### WHAT THE TASK ASKS
Extract all lines that hold the string "name".

>> Start TASK INPUTS

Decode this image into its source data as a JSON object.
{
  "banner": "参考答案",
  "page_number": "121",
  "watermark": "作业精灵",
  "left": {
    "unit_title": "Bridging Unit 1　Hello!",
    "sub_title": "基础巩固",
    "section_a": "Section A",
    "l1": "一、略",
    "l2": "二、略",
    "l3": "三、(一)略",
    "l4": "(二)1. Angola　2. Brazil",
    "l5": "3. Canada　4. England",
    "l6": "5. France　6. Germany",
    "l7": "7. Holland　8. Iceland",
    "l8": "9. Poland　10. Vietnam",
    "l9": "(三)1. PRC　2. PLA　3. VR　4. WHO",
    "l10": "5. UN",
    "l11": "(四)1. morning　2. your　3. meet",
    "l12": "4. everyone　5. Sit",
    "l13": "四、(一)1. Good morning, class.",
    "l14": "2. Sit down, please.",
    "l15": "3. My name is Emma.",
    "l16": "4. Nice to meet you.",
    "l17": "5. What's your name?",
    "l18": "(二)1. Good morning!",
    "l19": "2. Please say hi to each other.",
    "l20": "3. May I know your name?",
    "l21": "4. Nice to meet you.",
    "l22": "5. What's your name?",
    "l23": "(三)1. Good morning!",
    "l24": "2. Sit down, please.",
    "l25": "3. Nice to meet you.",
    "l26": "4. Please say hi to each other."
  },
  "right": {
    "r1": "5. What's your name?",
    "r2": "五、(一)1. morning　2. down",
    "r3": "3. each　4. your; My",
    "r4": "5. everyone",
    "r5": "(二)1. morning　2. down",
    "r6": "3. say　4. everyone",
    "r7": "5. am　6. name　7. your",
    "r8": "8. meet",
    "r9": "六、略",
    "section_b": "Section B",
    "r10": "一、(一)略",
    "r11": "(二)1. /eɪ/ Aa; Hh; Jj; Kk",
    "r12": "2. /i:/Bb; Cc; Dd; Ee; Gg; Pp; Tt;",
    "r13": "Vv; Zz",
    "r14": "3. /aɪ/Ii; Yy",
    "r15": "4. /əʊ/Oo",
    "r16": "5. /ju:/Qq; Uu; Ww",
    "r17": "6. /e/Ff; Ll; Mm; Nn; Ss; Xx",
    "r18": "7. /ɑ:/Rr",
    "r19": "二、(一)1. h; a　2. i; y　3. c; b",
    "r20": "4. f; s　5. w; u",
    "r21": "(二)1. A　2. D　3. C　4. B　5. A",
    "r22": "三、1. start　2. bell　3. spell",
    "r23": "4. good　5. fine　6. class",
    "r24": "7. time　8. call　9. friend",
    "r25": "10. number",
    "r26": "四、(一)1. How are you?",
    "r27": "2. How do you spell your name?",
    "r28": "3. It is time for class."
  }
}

>> End TASK INPUTS

### EXPECTED ANSWER
    "l15": "3. My name is Emma.",
    "l17": "5. What's your name?",
    "l20": "3. May I know your name?",
    "l22": "5. What's your name?",
    "r1": "5. What's your name?",
    "r7": "5. am　6. name　7. your",
    "r27": "2. How do you spell your name?",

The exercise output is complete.